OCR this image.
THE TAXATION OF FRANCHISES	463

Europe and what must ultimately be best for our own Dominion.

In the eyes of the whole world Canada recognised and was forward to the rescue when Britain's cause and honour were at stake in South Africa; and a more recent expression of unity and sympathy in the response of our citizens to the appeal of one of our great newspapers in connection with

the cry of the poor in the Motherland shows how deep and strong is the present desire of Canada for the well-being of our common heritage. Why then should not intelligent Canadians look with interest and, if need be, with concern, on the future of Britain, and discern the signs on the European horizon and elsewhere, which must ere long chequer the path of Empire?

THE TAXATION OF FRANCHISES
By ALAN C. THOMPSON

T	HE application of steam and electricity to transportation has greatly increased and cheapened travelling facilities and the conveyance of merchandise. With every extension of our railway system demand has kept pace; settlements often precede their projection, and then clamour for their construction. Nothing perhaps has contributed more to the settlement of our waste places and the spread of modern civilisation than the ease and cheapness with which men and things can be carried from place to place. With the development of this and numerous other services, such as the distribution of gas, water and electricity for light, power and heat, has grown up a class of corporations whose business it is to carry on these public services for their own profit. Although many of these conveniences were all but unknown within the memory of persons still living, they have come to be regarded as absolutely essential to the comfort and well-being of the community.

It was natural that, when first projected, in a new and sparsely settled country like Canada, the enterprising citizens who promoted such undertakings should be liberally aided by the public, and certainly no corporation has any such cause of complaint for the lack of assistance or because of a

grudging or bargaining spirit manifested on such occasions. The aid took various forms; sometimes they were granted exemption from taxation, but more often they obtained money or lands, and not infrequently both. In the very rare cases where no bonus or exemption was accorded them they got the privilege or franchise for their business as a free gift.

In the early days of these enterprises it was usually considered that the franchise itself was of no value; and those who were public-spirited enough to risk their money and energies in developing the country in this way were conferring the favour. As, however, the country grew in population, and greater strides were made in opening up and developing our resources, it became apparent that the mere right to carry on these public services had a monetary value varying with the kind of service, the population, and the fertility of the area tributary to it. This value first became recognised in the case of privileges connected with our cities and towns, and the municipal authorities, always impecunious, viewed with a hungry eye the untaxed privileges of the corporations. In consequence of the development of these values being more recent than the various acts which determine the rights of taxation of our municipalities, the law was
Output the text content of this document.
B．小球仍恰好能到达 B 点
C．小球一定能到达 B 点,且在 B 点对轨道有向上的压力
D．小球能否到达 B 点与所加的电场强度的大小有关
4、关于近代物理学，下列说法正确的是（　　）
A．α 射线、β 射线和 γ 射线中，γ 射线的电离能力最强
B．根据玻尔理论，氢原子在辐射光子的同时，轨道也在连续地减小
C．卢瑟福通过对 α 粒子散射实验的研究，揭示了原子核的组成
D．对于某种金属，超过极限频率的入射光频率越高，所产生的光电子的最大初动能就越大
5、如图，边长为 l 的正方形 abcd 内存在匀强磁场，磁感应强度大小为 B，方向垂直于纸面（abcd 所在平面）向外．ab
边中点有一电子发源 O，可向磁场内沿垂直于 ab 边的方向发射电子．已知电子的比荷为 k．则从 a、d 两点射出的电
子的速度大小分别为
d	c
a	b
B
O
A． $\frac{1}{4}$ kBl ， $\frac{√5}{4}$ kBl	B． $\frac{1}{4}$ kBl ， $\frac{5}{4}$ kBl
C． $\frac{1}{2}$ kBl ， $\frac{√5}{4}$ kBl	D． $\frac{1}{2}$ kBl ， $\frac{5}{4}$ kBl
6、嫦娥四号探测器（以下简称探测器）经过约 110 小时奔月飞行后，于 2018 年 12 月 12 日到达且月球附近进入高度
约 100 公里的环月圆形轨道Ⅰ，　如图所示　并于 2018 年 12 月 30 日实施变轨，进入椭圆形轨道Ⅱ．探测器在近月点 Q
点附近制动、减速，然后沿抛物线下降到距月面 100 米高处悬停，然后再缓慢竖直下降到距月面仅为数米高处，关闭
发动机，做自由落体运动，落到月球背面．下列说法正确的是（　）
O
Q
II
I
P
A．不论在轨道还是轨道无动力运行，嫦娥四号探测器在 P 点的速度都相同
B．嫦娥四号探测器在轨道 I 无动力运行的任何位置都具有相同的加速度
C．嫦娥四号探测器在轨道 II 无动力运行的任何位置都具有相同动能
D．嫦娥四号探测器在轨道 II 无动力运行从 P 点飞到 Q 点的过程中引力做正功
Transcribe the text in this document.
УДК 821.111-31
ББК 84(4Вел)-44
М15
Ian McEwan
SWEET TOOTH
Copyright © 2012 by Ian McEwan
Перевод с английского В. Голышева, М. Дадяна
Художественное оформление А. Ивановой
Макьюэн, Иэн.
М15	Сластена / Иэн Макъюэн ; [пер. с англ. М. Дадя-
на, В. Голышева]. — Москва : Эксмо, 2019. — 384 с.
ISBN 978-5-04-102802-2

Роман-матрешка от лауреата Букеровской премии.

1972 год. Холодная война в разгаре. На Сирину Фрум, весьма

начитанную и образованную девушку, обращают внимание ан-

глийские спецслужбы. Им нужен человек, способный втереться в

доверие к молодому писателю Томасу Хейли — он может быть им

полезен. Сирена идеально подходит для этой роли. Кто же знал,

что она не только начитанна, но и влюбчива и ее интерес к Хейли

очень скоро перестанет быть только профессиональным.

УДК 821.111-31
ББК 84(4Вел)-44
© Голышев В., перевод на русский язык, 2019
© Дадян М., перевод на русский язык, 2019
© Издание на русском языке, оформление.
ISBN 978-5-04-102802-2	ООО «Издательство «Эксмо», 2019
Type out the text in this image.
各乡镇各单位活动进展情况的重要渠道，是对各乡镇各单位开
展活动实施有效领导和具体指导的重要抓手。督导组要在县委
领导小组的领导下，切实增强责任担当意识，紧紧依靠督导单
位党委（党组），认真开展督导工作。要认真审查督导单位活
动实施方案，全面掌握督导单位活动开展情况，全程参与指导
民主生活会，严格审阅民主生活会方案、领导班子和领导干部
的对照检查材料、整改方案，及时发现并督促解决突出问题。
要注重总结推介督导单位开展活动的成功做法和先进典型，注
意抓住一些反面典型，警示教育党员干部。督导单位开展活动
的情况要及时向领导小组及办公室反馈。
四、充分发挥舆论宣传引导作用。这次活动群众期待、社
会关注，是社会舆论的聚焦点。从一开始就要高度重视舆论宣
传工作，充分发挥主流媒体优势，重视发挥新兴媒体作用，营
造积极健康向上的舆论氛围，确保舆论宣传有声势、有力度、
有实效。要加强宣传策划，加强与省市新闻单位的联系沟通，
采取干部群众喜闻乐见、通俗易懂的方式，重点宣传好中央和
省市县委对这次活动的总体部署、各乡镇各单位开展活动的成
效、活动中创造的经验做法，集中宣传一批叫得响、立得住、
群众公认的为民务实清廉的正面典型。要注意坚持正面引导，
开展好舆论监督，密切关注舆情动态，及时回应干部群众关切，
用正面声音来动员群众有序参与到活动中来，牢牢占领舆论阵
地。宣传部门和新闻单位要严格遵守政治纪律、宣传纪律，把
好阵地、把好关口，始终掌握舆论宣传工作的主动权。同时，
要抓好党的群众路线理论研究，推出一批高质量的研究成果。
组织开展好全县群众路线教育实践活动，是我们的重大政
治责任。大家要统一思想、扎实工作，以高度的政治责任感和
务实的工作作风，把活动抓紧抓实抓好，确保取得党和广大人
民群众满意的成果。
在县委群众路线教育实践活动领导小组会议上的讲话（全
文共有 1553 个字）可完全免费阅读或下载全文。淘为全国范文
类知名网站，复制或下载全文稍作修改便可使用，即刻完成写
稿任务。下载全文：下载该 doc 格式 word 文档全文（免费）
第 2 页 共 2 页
• • • •
*Problem:* Of the lines above, copy each that contains "ISBN".

*Exercise answer:*
ISBN 978-5-04-102802-2
ISBN 978-5-04-102802-2	ООО «Издательство «Эксмо», 2019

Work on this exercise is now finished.